Exercise => Return every entry exactly as written.
-*-
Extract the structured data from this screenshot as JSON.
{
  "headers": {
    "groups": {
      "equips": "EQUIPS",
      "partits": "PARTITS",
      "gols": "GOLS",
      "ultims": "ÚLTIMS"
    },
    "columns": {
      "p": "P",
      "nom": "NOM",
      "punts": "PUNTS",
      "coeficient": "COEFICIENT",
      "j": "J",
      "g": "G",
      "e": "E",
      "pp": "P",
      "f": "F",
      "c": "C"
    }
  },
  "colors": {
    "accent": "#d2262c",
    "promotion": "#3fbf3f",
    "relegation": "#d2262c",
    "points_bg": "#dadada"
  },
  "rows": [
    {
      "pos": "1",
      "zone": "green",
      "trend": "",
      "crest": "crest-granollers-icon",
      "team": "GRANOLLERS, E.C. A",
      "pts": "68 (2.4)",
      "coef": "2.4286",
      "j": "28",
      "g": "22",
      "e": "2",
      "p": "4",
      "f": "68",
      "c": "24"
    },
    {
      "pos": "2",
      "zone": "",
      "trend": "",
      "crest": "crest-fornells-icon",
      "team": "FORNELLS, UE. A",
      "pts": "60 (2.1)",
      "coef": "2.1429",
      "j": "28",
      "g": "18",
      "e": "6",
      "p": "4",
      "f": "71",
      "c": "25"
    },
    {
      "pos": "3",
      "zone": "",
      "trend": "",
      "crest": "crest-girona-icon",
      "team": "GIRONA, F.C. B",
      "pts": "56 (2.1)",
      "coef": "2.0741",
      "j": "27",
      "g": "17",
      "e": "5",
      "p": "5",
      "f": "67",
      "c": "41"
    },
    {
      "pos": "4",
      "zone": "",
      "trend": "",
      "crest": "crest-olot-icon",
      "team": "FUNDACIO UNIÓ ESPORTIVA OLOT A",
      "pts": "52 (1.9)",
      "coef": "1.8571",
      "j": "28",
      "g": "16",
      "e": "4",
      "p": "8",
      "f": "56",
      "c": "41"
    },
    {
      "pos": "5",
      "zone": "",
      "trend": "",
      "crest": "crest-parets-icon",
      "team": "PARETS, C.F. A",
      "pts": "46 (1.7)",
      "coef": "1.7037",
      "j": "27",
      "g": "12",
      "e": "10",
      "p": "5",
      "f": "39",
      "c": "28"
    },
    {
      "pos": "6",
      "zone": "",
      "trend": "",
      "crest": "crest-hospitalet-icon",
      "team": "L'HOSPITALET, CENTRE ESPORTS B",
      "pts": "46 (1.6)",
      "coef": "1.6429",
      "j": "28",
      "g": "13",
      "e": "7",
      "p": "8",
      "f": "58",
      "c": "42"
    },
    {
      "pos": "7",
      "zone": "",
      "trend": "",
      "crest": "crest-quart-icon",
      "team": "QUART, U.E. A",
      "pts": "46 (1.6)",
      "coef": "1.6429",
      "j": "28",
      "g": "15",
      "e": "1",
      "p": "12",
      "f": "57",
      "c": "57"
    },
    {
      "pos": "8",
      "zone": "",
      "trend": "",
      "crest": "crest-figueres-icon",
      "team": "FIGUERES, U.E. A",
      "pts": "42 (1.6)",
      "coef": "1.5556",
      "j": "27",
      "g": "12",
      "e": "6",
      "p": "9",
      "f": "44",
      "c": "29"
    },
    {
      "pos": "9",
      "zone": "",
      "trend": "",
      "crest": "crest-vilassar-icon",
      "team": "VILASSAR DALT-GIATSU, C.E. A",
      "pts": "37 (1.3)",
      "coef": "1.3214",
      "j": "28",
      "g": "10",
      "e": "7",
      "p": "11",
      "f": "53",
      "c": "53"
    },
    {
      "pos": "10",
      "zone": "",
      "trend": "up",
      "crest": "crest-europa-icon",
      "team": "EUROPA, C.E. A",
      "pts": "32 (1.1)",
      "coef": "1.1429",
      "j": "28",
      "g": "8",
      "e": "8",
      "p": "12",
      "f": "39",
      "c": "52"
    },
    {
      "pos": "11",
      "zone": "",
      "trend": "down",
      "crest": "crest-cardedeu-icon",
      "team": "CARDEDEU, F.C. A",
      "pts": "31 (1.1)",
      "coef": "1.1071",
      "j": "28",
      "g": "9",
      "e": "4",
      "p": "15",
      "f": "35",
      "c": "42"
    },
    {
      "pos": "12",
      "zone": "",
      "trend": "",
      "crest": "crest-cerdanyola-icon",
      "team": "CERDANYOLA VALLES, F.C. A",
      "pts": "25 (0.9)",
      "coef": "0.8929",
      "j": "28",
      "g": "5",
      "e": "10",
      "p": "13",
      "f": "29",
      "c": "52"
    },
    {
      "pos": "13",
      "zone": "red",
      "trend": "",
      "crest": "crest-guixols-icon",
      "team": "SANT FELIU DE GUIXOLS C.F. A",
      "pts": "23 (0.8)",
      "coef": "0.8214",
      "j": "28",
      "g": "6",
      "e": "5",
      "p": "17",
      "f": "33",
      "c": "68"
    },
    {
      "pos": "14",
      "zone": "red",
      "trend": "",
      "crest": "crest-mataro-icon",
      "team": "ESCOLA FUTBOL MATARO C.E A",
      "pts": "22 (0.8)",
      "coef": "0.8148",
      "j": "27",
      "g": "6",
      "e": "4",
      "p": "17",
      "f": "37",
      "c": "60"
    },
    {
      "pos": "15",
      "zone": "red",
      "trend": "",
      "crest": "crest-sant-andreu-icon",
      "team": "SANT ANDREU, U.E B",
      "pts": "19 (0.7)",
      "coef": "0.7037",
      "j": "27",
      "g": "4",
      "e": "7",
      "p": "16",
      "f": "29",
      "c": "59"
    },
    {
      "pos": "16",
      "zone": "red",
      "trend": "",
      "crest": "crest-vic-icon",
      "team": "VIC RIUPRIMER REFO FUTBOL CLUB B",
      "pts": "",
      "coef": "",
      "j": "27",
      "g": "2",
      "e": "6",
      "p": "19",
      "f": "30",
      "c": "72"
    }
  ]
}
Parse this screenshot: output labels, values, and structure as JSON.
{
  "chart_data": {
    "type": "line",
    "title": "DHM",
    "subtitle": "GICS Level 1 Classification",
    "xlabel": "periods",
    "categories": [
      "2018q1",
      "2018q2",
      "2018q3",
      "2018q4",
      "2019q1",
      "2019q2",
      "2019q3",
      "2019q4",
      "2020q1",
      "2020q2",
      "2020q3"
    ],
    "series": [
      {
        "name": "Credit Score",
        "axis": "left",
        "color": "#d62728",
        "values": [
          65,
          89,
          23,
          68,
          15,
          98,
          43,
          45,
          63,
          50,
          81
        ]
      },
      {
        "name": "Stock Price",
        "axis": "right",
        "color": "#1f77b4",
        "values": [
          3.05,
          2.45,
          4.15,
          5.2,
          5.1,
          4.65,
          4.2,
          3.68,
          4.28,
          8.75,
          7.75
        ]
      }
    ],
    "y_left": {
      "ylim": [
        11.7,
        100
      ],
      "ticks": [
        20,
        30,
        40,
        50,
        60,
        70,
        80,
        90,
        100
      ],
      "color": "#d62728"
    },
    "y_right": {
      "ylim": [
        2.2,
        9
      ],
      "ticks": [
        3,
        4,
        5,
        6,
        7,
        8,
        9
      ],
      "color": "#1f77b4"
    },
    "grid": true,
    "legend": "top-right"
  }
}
-*-
Response to the exercise =>
Extract the structured data from this screenshot as JSON.
{
  "headers": {
    "groups": {
      "equips": "EQUIPS",
      "partits": "PARTITS",
      "gols": "GOLS",
      "ultims": "ÚLTIMS"
    },
    "columns": {
      "p": "P",
      "nom": "NOM",
      "punts": "PUNTS",
      "coeficient": "COEFICIENT",
      "j": "J",
      "g": "G",
      "e": "E",
      "pp": "P",
      "f": "F",
      "c": "C"
    }
  },
  "colors": {
    "accent": "#d2262c",
    "promotion": "#3fbf3f",
    "relegation": "#d2262c",
    "points_bg": "#dadada"
  },
  "rows": [
    {
      "pos": "1",
      "zone": "green",
      "trend": "",
      "crest": "crest-granollers-icon",
      "team": "GRANOLLERS, E.C. A",
      "pts": "68 (2.4)",
      "coef": "2.4286",
      "j": "28",
      "g": "22",
      "e": "2",
      "p": "4",
      "f": "68",
      "c": "24"
    },
    {
      "pos": "2",
      "zone": "",
      "trend": "",
      "crest": "crest-fornells-icon",
      "team": "FORNELLS, UE. A",
      "pts": "60 (2.1)",
      "coef": "2.1429",
      "j": "28",
      "g": "18",
      "e": "6",
      "p": "4",
      "f": "71",
      "c": "25"
    },
    {
      "pos": "3",
      "zone": "",
      "trend": "",
      "crest": "crest-girona-icon",
      "team": "GIRONA, F.C. B",
      "pts": "56 (2.1)",
      "coef": "2.0741",
      "j": "27",
      "g": "17",
      "e": "5",
      "p": "5",
      "f": "67",
      "c": "41"
    },
    {
      "pos": "4",
      "zone": "",
      "trend": "",
      "crest": "crest-olot-icon",
      "team": "FUNDACIO UNIÓ ESPORTIVA OLOT A",
      "pts": "52 (1.9)",
      "coef": "1.8571",
      "j": "28",
      "g": "16",
      "e": "4",
      "p": "8",
      "f": "56",
      "c": "41"
    },
    {
      "pos": "5",
      "zone": "",
      "trend": "",
      "crest": "crest-parets-icon",
      "team": "PARETS, C.F. A",
      "pts": "46 (1.7)",
      "coef": "1.7037",
      "j": "27",
      "g": "12",
      "e": "10",
      "p": "5",
      "f": "39",
      "c": "28"
    },
    {
      "pos": "6",
      "zone": "",
      "trend": "",
      "crest": "crest-hospitalet-icon",
      "team": "L'HOSPITALET, CENTRE ESPORTS B",
      "pts": "46 (1.6)",
      "coef": "1.6429",
      "j": "28",
      "g": "13",
      "e": "7",
      "p": "8",
      "f": "58",
      "c": "42"
    },
    {
      "pos": "7",
      "zone": "",
      "trend": "",
      "crest": "crest-quart-icon",
      "team": "QUART, U.E. A",
      "pts": "46 (1.6)",
      "coef": "1.6429",
      "j": "28",
      "g": "15",
      "e": "1",
      "p": "12",
      "f": "57",
      "c": "57"
    },
    {
      "pos": "8",
      "zone": "",
      "trend": "",
      "crest": "crest-figueres-icon",
      "team": "FIGUERES, U.E. A",
      "pts": "42 (1.6)",
      "coef": "1.5556",
      "j": "27",
      "g": "12",
      "e": "6",
      "p": "9",
      "f": "44",
      "c": "29"
    },
    {
      "pos": "9",
      "zone": "",
      "trend": "",
      "crest": "crest-vilassar-icon",
      "team": "VILASSAR DALT-GIATSU, C.E. A",
      "pts": "37 (1.3)",
      "coef": "1.3214",
      "j": "28",
      "g": "10",
      "e": "7",
      "p": "11",
      "f": "53",
      "c": "53"
    },
    {
      "pos": "10",
      "zone": "",
      "trend": "up",
      "crest": "crest-europa-icon",
      "team": "EUROPA, C.E. A",
      "pts": "32 (1.1)",
      "coef": "1.1429",
      "j": "28",
      "g": "8",
      "e": "8",
      "p": "12",
      "f": "39",
      "c": "52"
    },
    {
      "pos": "11",
      "zone": "",
      "trend": "down",
      "crest": "crest-cardedeu-icon",
      "team": "CARDEDEU, F.C. A",
      "pts": "31 (1.1)",
      "coef": "1.1071",
      "j": "28",
      "g": "9",
      "e": "4",
      "p": "15",
      "f": "35",
      "c": "42"
    },
    {
      "pos": "12",
      "zone": "",
      "trend": "",
      "crest": "crest-cerdanyola-icon",
      "team": "CERDANYOLA VALLES, F.C. A",
      "pts": "25 (0.9)",
      "coef": "0.8929",
      "j": "28",
      "g": "5",
      "e": "10",
      "p": "13",
      "f": "29",
      "c": "52"
    },
    {
      "pos": "13",
      "zone": "red",
      "trend": "",
      "crest": "crest-guixols-icon",
      "team": "SANT FELIU DE GUIXOLS C.F. A",
      "pts": "23 (0.8)",
      "coef": "0.8214",
      "j": "28",
      "g": "6",
      "e": "5",
      "p": "17",
      "f": "33",
      "c": "68"
    },
    {
      "pos": "14",
      "zone": "red",
      "trend": "",
      "crest": "crest-mataro-icon",
      "team": "ESCOLA FUTBOL MATARO C.E A",
      "pts": "22 (0.8)",
      "coef": "0.8148",
      "j": "27",
      "g": "6",
      "e": "4",
      "p": "17",
      "f": "37",
      "c": "60"
    },
    {
      "pos": "15",
      "zone": "red",
      "trend": "",
      "crest": "crest-sant-andreu-icon",
      "team": "SANT ANDREU, U.E B",
      "pts": "19 (0.7)",
      "coef": "0.7037",
      "j": "27",
      "g": "4",
      "e": "7",
      "p": "16",
      "f": "29",
      "c": "59"
    },
    {
      "pos": "16",
      "zone": "red",
      "trend": "",
      "crest": "crest-vic-icon",
      "team": "VIC RIUPRIMER REFO FUTBOL CLUB B",
      "pts": "",
      "coef": "",
      "j": "27",
      "g": "2",
      "e": "6",
      "p": "19",
      "f": "30",
      "c": "72"
    }
  ]
}
Parse this screenshot: output labels, values, and structure as JSON.
{
  "chart_data": {
    "type": "line",
    "title": "DHM",
    "subtitle": "GICS Level 1 Classification",
    "xlabel": "periods",
    "categories": [
      "2018q1",
      "2018q2",
      "2018q3",
      "2018q4",
      "2019q1",
      "2019q2",
      "2019q3",
      "2019q4",
      "2020q1",
      "2020q2",
      "2020q3"
    ],
    "series": [
      {
        "name": "Credit Score",
        "axis": "left",
        "color": "#d62728",
        "values": [
          65,
          89,
          23,
          68,
          15,
          98,
          43,
          45,
          63,
          50,
          81
        ]
      },
      {
        "name": "Stock Price",
        "axis": "right",
        "color": "#1f77b4",
        "values": [
          3.05,
          2.45,
          4.15,
          5.2,
          5.1,
          4.65,
          4.2,
          3.68,
          4.28,
          8.75,
          7.75
        ]
      }
    ],
    "y_left": {
      "ylim": [
        11.7,
        100
      ],
      "ticks": [
        20,
        30,
        40,
        50,
        60,
        70,
        80,
        90,
        100
      ],
      "color": "#d62728"
    },
    "y_right": {
      "ylim": [
        2.2,
        9
      ],
      "ticks": [
        3,
        4,
        5,
        6,
        7,
        8,
        9
      ],
      "color": "#1f77b4"
    },
    "grid": true,
    "legend": "top-right"
  }
}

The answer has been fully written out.